__Set exercise__:
Extract, from the records beneath this instruction, each line that contains the word "values".

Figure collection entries
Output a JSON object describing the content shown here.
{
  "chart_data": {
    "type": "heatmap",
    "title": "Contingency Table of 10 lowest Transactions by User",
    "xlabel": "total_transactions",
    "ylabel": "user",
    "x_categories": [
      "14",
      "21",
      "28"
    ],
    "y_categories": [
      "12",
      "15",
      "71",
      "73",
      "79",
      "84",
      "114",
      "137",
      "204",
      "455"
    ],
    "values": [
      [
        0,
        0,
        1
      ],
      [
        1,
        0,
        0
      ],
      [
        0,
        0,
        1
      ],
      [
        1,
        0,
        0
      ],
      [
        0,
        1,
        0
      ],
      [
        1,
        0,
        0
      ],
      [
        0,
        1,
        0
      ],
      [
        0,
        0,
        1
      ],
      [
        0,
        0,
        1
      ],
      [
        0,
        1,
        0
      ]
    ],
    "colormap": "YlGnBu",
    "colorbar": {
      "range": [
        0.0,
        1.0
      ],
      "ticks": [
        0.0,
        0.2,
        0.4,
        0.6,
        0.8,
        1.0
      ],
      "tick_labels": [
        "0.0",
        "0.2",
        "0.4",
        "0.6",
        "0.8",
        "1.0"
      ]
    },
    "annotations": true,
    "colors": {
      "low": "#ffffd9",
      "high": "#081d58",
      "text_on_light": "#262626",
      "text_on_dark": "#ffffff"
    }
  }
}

...

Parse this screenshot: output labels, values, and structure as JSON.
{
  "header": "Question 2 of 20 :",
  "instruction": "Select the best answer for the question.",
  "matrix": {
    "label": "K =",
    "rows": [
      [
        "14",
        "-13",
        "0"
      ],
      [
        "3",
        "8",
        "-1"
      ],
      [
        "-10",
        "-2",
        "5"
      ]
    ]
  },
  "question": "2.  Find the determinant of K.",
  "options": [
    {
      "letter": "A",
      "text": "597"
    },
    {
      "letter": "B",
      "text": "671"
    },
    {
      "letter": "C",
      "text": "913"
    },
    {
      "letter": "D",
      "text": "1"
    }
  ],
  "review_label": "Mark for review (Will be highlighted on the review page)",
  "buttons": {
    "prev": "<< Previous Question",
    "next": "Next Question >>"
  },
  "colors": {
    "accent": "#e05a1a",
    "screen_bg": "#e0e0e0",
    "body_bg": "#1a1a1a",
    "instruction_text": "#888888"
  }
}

__Exercise result__:
    "values": [
Parse this screenshot: output labels, values, and structure as JSON.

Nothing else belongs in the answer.